- _Goal_
Return every record verbatim.

-- START OF Raw data --

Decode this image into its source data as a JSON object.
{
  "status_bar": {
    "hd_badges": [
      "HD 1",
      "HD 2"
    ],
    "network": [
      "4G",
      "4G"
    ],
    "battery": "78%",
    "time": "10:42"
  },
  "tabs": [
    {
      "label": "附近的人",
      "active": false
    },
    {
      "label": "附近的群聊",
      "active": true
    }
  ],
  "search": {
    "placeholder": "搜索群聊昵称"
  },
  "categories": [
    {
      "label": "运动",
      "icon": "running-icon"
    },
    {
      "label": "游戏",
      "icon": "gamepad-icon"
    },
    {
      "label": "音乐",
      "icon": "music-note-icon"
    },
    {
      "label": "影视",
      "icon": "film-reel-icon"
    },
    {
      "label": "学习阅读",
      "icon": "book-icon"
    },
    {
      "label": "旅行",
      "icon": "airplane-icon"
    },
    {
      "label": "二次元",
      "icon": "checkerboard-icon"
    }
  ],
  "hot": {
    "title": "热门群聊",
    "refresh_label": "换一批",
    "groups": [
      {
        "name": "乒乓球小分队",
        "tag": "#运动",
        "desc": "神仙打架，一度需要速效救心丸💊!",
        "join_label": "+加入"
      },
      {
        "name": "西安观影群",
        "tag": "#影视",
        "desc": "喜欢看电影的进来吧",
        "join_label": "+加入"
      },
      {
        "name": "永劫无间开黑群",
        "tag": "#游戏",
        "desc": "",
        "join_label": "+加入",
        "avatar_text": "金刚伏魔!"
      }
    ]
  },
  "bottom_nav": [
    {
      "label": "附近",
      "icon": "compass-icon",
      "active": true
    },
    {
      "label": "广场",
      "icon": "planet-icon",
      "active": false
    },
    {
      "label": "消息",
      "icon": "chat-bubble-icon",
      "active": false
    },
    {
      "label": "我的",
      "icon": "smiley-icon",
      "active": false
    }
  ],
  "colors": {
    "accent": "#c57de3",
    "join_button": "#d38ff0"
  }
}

-- END OF Raw data --

- _Solved problem_
Decode this image into its source data as a JSON object.
{
  "status_bar": {
    "hd_badges": [
      "HD 1",
      "HD 2"
    ],
    "network": [
      "4G",
      "4G"
    ],
    "battery": "78%",
    "time": "10:42"
  },
  "tabs": [
    {
      "label": "附近的人",
      "active": false
    },
    {
      "label": "附近的群聊",
      "active": true
    }
  ],
  "search": {
    "placeholder": "搜索群聊昵称"
  },
  "categories": [
    {
      "label": "运动",
      "icon": "running-icon"
    },
    {
      "label": "游戏",
      "icon": "gamepad-icon"
    },
    {
      "label": "音乐",
      "icon": "music-note-icon"
    },
    {
      "label": "影视",
      "icon": "film-reel-icon"
    },
    {
      "label": "学习阅读",
      "icon": "book-icon"
    },
    {
      "label": "旅行",
      "icon": "airplane-icon"
    },
    {
      "label": "二次元",
      "icon": "checkerboard-icon"
    }
  ],
  "hot": {
    "title": "热门群聊",
    "refresh_label": "换一批",
    "groups": [
      {
        "name": "乒乓球小分队",
        "tag": "#运动",
        "desc": "神仙打架，一度需要速效救心丸💊!",
        "join_label": "+加入"
      },
      {
        "name": "西安观影群",
        "tag": "#影视",
        "desc": "喜欢看电影的进来吧",
        "join_label": "+加入"
      },
      {
        "name": "永劫无间开黑群",
        "tag": "#游戏",
        "desc": "",
        "join_label": "+加入",
        "avatar_text": "金刚伏魔!"
      }
    ]
  },
  "bottom_nav": [
    {
      "label": "附近",
      "icon": "compass-icon",
      "active": true
    },
    {
      "label": "广场",
      "icon": "planet-icon",
      "active": false
    },
    {
      "label": "消息",
      "icon": "chat-bubble-icon",
      "active": false
    },
    {
      "label": "我的",
      "icon": "smiley-icon",
      "active": false
    }
  ],
  "colors": {
    "accent": "#c57de3",
    "join_button": "#d38ff0"
  }
}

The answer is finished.